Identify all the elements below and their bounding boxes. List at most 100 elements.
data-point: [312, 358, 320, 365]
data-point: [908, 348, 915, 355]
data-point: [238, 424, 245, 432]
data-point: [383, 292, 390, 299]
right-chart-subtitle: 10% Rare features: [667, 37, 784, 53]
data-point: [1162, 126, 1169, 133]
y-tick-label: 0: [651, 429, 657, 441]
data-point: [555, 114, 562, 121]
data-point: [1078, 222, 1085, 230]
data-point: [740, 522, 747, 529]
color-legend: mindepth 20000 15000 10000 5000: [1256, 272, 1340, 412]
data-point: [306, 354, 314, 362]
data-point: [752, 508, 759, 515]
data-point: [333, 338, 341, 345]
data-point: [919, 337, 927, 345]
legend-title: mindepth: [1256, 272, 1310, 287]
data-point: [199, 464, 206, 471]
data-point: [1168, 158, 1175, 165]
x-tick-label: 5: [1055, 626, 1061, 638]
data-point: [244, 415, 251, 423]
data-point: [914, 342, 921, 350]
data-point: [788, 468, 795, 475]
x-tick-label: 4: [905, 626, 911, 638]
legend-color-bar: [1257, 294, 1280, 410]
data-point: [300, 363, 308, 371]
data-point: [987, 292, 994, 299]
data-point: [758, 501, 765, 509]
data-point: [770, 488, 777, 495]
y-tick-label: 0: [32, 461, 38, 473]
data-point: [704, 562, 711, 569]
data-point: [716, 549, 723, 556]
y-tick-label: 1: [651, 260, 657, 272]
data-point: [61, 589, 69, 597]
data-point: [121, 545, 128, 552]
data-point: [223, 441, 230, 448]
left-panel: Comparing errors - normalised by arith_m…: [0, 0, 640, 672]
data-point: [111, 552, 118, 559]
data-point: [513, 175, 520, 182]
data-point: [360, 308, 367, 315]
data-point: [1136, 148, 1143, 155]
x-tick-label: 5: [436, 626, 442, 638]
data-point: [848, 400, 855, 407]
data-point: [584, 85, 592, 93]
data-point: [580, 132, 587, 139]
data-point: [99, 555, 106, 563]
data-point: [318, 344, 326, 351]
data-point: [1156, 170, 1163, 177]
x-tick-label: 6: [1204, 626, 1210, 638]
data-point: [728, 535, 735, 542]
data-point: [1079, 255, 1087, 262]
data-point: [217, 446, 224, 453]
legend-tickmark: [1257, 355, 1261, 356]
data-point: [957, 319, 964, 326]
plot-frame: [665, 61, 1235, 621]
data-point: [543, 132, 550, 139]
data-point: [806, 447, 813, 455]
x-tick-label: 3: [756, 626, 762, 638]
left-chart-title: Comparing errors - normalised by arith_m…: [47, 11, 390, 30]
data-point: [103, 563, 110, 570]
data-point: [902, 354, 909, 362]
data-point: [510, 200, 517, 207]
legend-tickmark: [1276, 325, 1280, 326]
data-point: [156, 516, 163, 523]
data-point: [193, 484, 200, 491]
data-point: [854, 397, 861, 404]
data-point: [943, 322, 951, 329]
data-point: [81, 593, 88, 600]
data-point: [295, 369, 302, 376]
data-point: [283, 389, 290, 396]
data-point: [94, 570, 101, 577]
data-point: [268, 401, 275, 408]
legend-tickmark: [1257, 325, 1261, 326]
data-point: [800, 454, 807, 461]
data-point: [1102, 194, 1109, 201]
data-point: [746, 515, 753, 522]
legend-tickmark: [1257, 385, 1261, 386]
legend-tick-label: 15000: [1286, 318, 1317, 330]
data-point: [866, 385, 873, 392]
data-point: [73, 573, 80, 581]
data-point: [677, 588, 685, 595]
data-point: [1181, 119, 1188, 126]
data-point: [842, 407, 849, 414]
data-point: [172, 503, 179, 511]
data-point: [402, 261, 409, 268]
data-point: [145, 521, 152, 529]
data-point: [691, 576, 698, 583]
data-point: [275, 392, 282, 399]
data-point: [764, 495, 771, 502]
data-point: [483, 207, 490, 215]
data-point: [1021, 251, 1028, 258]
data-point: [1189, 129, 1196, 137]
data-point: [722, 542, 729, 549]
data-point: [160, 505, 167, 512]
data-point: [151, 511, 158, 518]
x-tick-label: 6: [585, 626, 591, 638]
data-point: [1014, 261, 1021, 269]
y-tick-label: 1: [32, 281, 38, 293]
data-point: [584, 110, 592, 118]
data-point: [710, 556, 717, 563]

### YOUR TASK:
Return every line above verbatim, from the first to the last.

### CORRECT ANSWER:
Identify all the elements below and their bounding boxes. List at most 100 elements.
data-point: [312, 358, 320, 365]
data-point: [908, 348, 915, 355]
data-point: [238, 424, 245, 432]
data-point: [383, 292, 390, 299]
right-chart-subtitle: 10% Rare features: [667, 37, 784, 53]
data-point: [1162, 126, 1169, 133]
y-tick-label: 0: [651, 429, 657, 441]
data-point: [555, 114, 562, 121]
data-point: [1078, 222, 1085, 230]
data-point: [740, 522, 747, 529]
color-legend: mindepth 20000 15000 10000 5000: [1256, 272, 1340, 412]
data-point: [306, 354, 314, 362]
data-point: [752, 508, 759, 515]
data-point: [333, 338, 341, 345]
data-point: [919, 337, 927, 345]
legend-title: mindepth: [1256, 272, 1310, 287]
data-point: [199, 464, 206, 471]
data-point: [1168, 158, 1175, 165]
x-tick-label: 5: [1055, 626, 1061, 638]
data-point: [244, 415, 251, 423]
data-point: [914, 342, 921, 350]
data-point: [788, 468, 795, 475]
x-tick-label: 4: [905, 626, 911, 638]
legend-color-bar: [1257, 294, 1280, 410]
data-point: [300, 363, 308, 371]
data-point: [987, 292, 994, 299]
data-point: [758, 501, 765, 509]
data-point: [770, 488, 777, 495]
y-tick-label: 0: [32, 461, 38, 473]
data-point: [704, 562, 711, 569]
data-point: [716, 549, 723, 556]
y-tick-label: 1: [651, 260, 657, 272]
data-point: [61, 589, 69, 597]
data-point: [121, 545, 128, 552]
data-point: [223, 441, 230, 448]
left-panel: Comparing errors - normalised by arith_m…: [0, 0, 640, 672]
data-point: [111, 552, 118, 559]
data-point: [513, 175, 520, 182]
data-point: [360, 308, 367, 315]
data-point: [1136, 148, 1143, 155]
x-tick-label: 5: [436, 626, 442, 638]
data-point: [848, 400, 855, 407]
data-point: [584, 85, 592, 93]
data-point: [580, 132, 587, 139]
data-point: [99, 555, 106, 563]
data-point: [318, 344, 326, 351]
data-point: [1156, 170, 1163, 177]
x-tick-label: 6: [1204, 626, 1210, 638]
data-point: [728, 535, 735, 542]
data-point: [1079, 255, 1087, 262]
data-point: [217, 446, 224, 453]
legend-tickmark: [1257, 355, 1261, 356]
data-point: [957, 319, 964, 326]
plot-frame: [665, 61, 1235, 621]
data-point: [543, 132, 550, 139]
data-point: [806, 447, 813, 455]
x-tick-label: 3: [756, 626, 762, 638]
left-chart-title: Comparing errors - normalised by arith_m…: [47, 11, 390, 30]
data-point: [103, 563, 110, 570]
data-point: [902, 354, 909, 362]
data-point: [510, 200, 517, 207]
legend-tickmark: [1276, 325, 1280, 326]
data-point: [156, 516, 163, 523]
data-point: [193, 484, 200, 491]
data-point: [854, 397, 861, 404]
data-point: [943, 322, 951, 329]
data-point: [81, 593, 88, 600]
data-point: [295, 369, 302, 376]
data-point: [283, 389, 290, 396]
data-point: [94, 570, 101, 577]
data-point: [268, 401, 275, 408]
legend-tickmark: [1257, 325, 1261, 326]
data-point: [800, 454, 807, 461]
data-point: [1102, 194, 1109, 201]
data-point: [746, 515, 753, 522]
legend-tickmark: [1257, 385, 1261, 386]
legend-tick-label: 15000: [1286, 318, 1317, 330]
data-point: [866, 385, 873, 392]
data-point: [73, 573, 80, 581]
data-point: [677, 588, 685, 595]
data-point: [1181, 119, 1188, 126]
data-point: [842, 407, 849, 414]
data-point: [172, 503, 179, 511]
data-point: [402, 261, 409, 268]
data-point: [145, 521, 152, 529]
data-point: [691, 576, 698, 583]
data-point: [275, 392, 282, 399]
data-point: [764, 495, 771, 502]
data-point: [483, 207, 490, 215]
data-point: [1021, 251, 1028, 258]
data-point: [1189, 129, 1196, 137]
data-point: [722, 542, 729, 549]
data-point: [160, 505, 167, 512]
data-point: [151, 511, 158, 518]
x-tick-label: 6: [585, 626, 591, 638]
data-point: [1014, 261, 1021, 269]
y-tick-label: 1: [32, 281, 38, 293]
data-point: [584, 110, 592, 118]
data-point: [710, 556, 717, 563]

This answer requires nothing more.